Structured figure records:
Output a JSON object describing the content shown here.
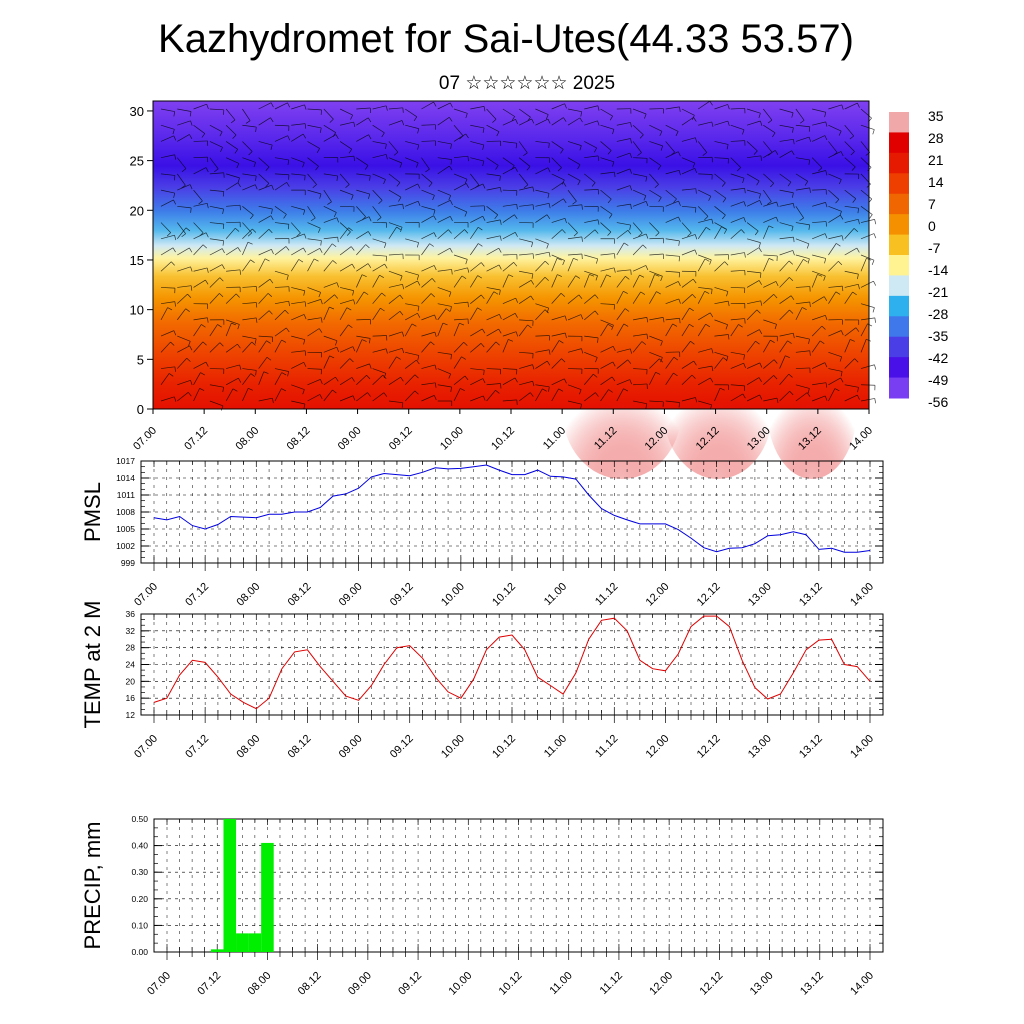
{
  "header": {
    "title": "Kazhydromet for Sai-Utes(44.33 53.57)",
    "subtitle": "07 ☆☆☆☆☆☆ 2025"
  },
  "colors": {
    "pressure_line": "#0000dd",
    "temp_line": "#dd0000",
    "precip_bar": "#00ee00",
    "frame": "#000000"
  },
  "chart_data": [
    {
      "id": "cross_section",
      "type": "heatmap",
      "title": "",
      "xlabel": "",
      "ylabel": "",
      "x_ticks": [
        "07.00",
        "07.12",
        "08.00",
        "08.12",
        "09.00",
        "09.12",
        "10.00",
        "10.12",
        "11.00",
        "11.12",
        "12.00",
        "12.12",
        "13.00",
        "13.12",
        "14.00"
      ],
      "y_ticks": [
        0,
        5,
        10,
        15,
        20,
        25,
        30
      ],
      "ylim": [
        0,
        31
      ],
      "colorbar": {
        "labels": [
          "35",
          "28",
          "21",
          "14",
          "7",
          "0",
          "-7",
          "-14",
          "-21",
          "-28",
          "-35",
          "-42",
          "-49",
          "-56"
        ],
        "colors": [
          "#f0a8a8",
          "#e00000",
          "#e61a00",
          "#ee3e00",
          "#f06600",
          "#f59000",
          "#f8c020",
          "#fff290",
          "#cfe9f4",
          "#2fb0ee",
          "#3f78ea",
          "#4a3ee6",
          "#4a10e8",
          "#7a3ef2"
        ]
      },
      "overlay": "wind barbs"
    },
    {
      "id": "pmsl",
      "type": "line",
      "ylabel": "PMSL",
      "ylim": [
        999,
        1017
      ],
      "y_ticks": [
        999,
        1002,
        1005,
        1008,
        1011,
        1014,
        1017
      ],
      "x_ticks": [
        "07.00",
        "07.12",
        "08.00",
        "08.12",
        "09.00",
        "09.12",
        "10.00",
        "10.12",
        "11.00",
        "11.12",
        "12.00",
        "12.12",
        "13.00",
        "13.12",
        "14.00"
      ],
      "x_step_hours": 3,
      "series": [
        {
          "values": [
            1007.0,
            1006.6,
            1007.2,
            1005.6,
            1005.0,
            1005.8,
            1007.2,
            1007.1,
            1007.0,
            1007.6,
            1007.6,
            1008.0,
            1008.0,
            1008.8,
            1010.8,
            1011.2,
            1012.2,
            1014.2,
            1014.8,
            1014.6,
            1014.4,
            1015.0,
            1015.8,
            1015.6,
            1015.7,
            1016.0,
            1016.3,
            1015.4,
            1014.6,
            1014.6,
            1015.4,
            1014.3,
            1014.2,
            1013.8,
            1011.0,
            1008.6,
            1007.4,
            1006.6,
            1005.9,
            1005.9,
            1005.9,
            1004.9,
            1003.4,
            1001.7,
            1001.0,
            1001.6,
            1001.7,
            1002.4,
            1003.8,
            1004.0,
            1004.5,
            1004.0,
            1001.4,
            1001.6,
            1000.9,
            1000.9,
            1001.2
          ]
        }
      ]
    },
    {
      "id": "temp",
      "type": "line",
      "ylabel": "TEMP at 2 M",
      "ylim": [
        12,
        36
      ],
      "y_ticks": [
        12,
        16,
        20,
        24,
        28,
        32,
        36
      ],
      "x_ticks": [
        "07.00",
        "07.12",
        "08.00",
        "08.12",
        "09.00",
        "09.12",
        "10.00",
        "10.12",
        "11.00",
        "11.12",
        "12.00",
        "12.12",
        "13.00",
        "13.12",
        "14.00"
      ],
      "x_step_hours": 3,
      "series": [
        {
          "values": [
            15.0,
            16.0,
            21.5,
            25.0,
            24.5,
            21.0,
            17.0,
            15.0,
            13.5,
            16.0,
            23.0,
            27.0,
            27.5,
            23.5,
            20.0,
            16.5,
            15.5,
            19.0,
            24.0,
            28.0,
            28.5,
            25.5,
            21.0,
            17.5,
            16.0,
            20.5,
            27.5,
            30.5,
            31.0,
            27.5,
            21.0,
            19.0,
            17.0,
            22.0,
            30.0,
            34.5,
            35.0,
            32.0,
            25.0,
            23.0,
            22.5,
            26.5,
            33.0,
            35.5,
            35.5,
            33.0,
            25.0,
            18.5,
            15.8,
            17.0,
            22.0,
            27.5,
            29.8,
            30.0,
            24.0,
            23.5,
            20.0
          ]
        }
      ]
    },
    {
      "id": "precip",
      "type": "bar",
      "ylabel": "PRECIP, mm",
      "ylim": [
        0,
        0.5
      ],
      "y_tick_labels": [
        "0.00",
        "0.10",
        "0.20",
        "0.30",
        "0.40",
        "0.50"
      ],
      "x_ticks": [
        "07.00",
        "07.12",
        "08.00",
        "08.12",
        "09.00",
        "09.12",
        "10.00",
        "10.12",
        "11.00",
        "11.12",
        "12.00",
        "12.12",
        "13.00",
        "13.12",
        "14.00"
      ],
      "x_step_hours": 3,
      "series": [
        {
          "values": [
            0,
            0,
            0,
            0,
            0.01,
            0.5,
            0.07,
            0.07,
            0.41,
            0,
            0,
            0,
            0,
            0,
            0,
            0,
            0,
            0,
            0,
            0,
            0,
            0,
            0,
            0,
            0,
            0,
            0,
            0,
            0,
            0,
            0,
            0,
            0,
            0,
            0,
            0,
            0,
            0,
            0,
            0,
            0,
            0,
            0,
            0,
            0,
            0,
            0,
            0,
            0,
            0,
            0,
            0,
            0,
            0,
            0,
            0,
            0
          ]
        }
      ]
    }
  ]
}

- _Requirement_:
Go through the listing above and write it all out exactly, leaving out any picture.

- _Response to the task_:
Output a JSON object describing the content shown here.
{
  "header": {
    "title": "Kazhydromet for Sai-Utes(44.33 53.57)",
    "subtitle": "07 ☆☆☆☆☆☆ 2025"
  },
  "colors": {
    "pressure_line": "#0000dd",
    "temp_line": "#dd0000",
    "precip_bar": "#00ee00",
    "frame": "#000000"
  },
  "chart_data": [
    {
      "id": "cross_section",
      "type": "heatmap",
      "title": "",
      "xlabel": "",
      "ylabel": "",
      "x_ticks": [
        "07.00",
        "07.12",
        "08.00",
        "08.12",
        "09.00",
        "09.12",
        "10.00",
        "10.12",
        "11.00",
        "11.12",
        "12.00",
        "12.12",
        "13.00",
        "13.12",
        "14.00"
      ],
      "y_ticks": [
        0,
        5,
        10,
        15,
        20,
        25,
        30
      ],
      "ylim": [
        0,
        31
      ],
      "colorbar": {
        "labels": [
          "35",
          "28",
          "21",
          "14",
          "7",
          "0",
          "-7",
          "-14",
          "-21",
          "-28",
          "-35",
          "-42",
          "-49",
          "-56"
        ],
        "colors": [
          "#f0a8a8",
          "#e00000",
          "#e61a00",
          "#ee3e00",
          "#f06600",
          "#f59000",
          "#f8c020",
          "#fff290",
          "#cfe9f4",
          "#2fb0ee",
          "#3f78ea",
          "#4a3ee6",
          "#4a10e8",
          "#7a3ef2"
        ]
      },
      "overlay": "wind barbs"
    },
    {
      "id": "pmsl",
      "type": "line",
      "ylabel": "PMSL",
      "ylim": [
        999,
        1017
      ],
      "y_ticks": [
        999,
        1002,
        1005,
        1008,
        1011,
        1014,
        1017
      ],
      "x_ticks": [
        "07.00",
        "07.12",
        "08.00",
        "08.12",
        "09.00",
        "09.12",
        "10.00",
        "10.12",
        "11.00",
        "11.12",
        "12.00",
        "12.12",
        "13.00",
        "13.12",
        "14.00"
      ],
      "x_step_hours": 3,
      "series": [
        {
          "values": [
            1007.0,
            1006.6,
            1007.2,
            1005.6,
            1005.0,
            1005.8,
            1007.2,
            1007.1,
            1007.0,
            1007.6,
            1007.6,
            1008.0,
            1008.0,
            1008.8,
            1010.8,
            1011.2,
            1012.2,
            1014.2,
            1014.8,
            1014.6,
            1014.4,
            1015.0,
            1015.8,
            1015.6,
            1015.7,
            1016.0,
            1016.3,
            1015.4,
            1014.6,
            1014.6,
            1015.4,
            1014.3,
            1014.2,
            1013.8,
            1011.0,
            1008.6,
            1007.4,
            1006.6,
            1005.9,
            1005.9,
            1005.9,
            1004.9,
            1003.4,
            1001.7,
            1001.0,
            1001.6,
            1001.7,
            1002.4,
            1003.8,
            1004.0,
            1004.5,
            1004.0,
            1001.4,
            1001.6,
            1000.9,
            1000.9,
            1001.2
          ]
        }
      ]
    },
    {
      "id": "temp",
      "type": "line",
      "ylabel": "TEMP at 2 M",
      "ylim": [
        12,
        36
      ],
      "y_ticks": [
        12,
        16,
        20,
        24,
        28,
        32,
        36
      ],
      "x_ticks": [
        "07.00",
        "07.12",
        "08.00",
        "08.12",
        "09.00",
        "09.12",
        "10.00",
        "10.12",
        "11.00",
        "11.12",
        "12.00",
        "12.12",
        "13.00",
        "13.12",
        "14.00"
      ],
      "x_step_hours": 3,
      "series": [
        {
          "values": [
            15.0,
            16.0,
            21.5,
            25.0,
            24.5,
            21.0,
            17.0,
            15.0,
            13.5,
            16.0,
            23.0,
            27.0,
            27.5,
            23.5,
            20.0,
            16.5,
            15.5,
            19.0,
            24.0,
            28.0,
            28.5,
            25.5,
            21.0,
            17.5,
            16.0,
            20.5,
            27.5,
            30.5,
            31.0,
            27.5,
            21.0,
            19.0,
            17.0,
            22.0,
            30.0,
            34.5,
            35.0,
            32.0,
            25.0,
            23.0,
            22.5,
            26.5,
            33.0,
            35.5,
            35.5,
            33.0,
            25.0,
            18.5,
            15.8,
            17.0,
            22.0,
            27.5,
            29.8,
            30.0,
            24.0,
            23.5,
            20.0
          ]
        }
      ]
    },
    {
      "id": "precip",
      "type": "bar",
      "ylabel": "PRECIP, mm",
      "ylim": [
        0,
        0.5
      ],
      "y_tick_labels": [
        "0.00",
        "0.10",
        "0.20",
        "0.30",
        "0.40",
        "0.50"
      ],
      "x_ticks": [
        "07.00",
        "07.12",
        "08.00",
        "08.12",
        "09.00",
        "09.12",
        "10.00",
        "10.12",
        "11.00",
        "11.12",
        "12.00",
        "12.12",
        "13.00",
        "13.12",
        "14.00"
      ],
      "x_step_hours": 3,
      "series": [
        {
          "values": [
            0,
            0,
            0,
            0,
            0.01,
            0.5,
            0.07,
            0.07,
            0.41,
            0,
            0,
            0,
            0,
            0,
            0,
            0,
            0,
            0,
            0,
            0,
            0,
            0,
            0,
            0,
            0,
            0,
            0,
            0,
            0,
            0,
            0,
            0,
            0,
            0,
            0,
            0,
            0,
            0,
            0,
            0,
            0,
            0,
            0,
            0,
            0,
            0,
            0,
            0,
            0,
            0,
            0,
            0,
            0,
            0,
            0,
            0,
            0
          ]
        }
      ]
    }
  ]
}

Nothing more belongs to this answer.